WHAT IS NEEDED: Retype all of the entries precisely.

DATASET:
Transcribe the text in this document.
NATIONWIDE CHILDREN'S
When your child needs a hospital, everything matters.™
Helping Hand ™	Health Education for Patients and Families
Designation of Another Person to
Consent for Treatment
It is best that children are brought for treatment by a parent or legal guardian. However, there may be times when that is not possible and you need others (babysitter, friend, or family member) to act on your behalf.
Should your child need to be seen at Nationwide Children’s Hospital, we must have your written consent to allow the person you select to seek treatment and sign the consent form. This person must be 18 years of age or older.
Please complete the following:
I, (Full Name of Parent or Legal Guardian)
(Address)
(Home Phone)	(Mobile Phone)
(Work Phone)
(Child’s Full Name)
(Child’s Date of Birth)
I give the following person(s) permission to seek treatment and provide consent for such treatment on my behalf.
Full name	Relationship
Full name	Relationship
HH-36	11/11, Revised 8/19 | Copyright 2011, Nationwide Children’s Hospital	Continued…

ANSWER FOR THE TASK:
Transcribe the text in this document.
NATIONWIDE CHILDREN'S
When your child needs a hospital, everything matters.™
Helping Hand ™	Health Education for Patients and Families
Designation of Another Person to
Consent for Treatment
It is best that children are brought for treatment by a parent or legal guardian. However, there may be times when that is not possible and you need others (babysitter, friend, or family member) to act on your behalf.
Should your child need to be seen at Nationwide Children’s Hospital, we must have your written consent to allow the person you select to seek treatment and sign the consent form. This person must be 18 years of age or older.
Please complete the following:
I, (Full Name of Parent or Legal Guardian)
(Address)
(Home Phone)	(Mobile Phone)
(Work Phone)
(Child’s Full Name)
(Child’s Date of Birth)
I give the following person(s) permission to seek treatment and provide consent for such treatment on my behalf.
Full name	Relationship
Full name	Relationship
HH-36	11/11, Revised 8/19 | Copyright 2011, Nationwide Children’s Hospital	Continued…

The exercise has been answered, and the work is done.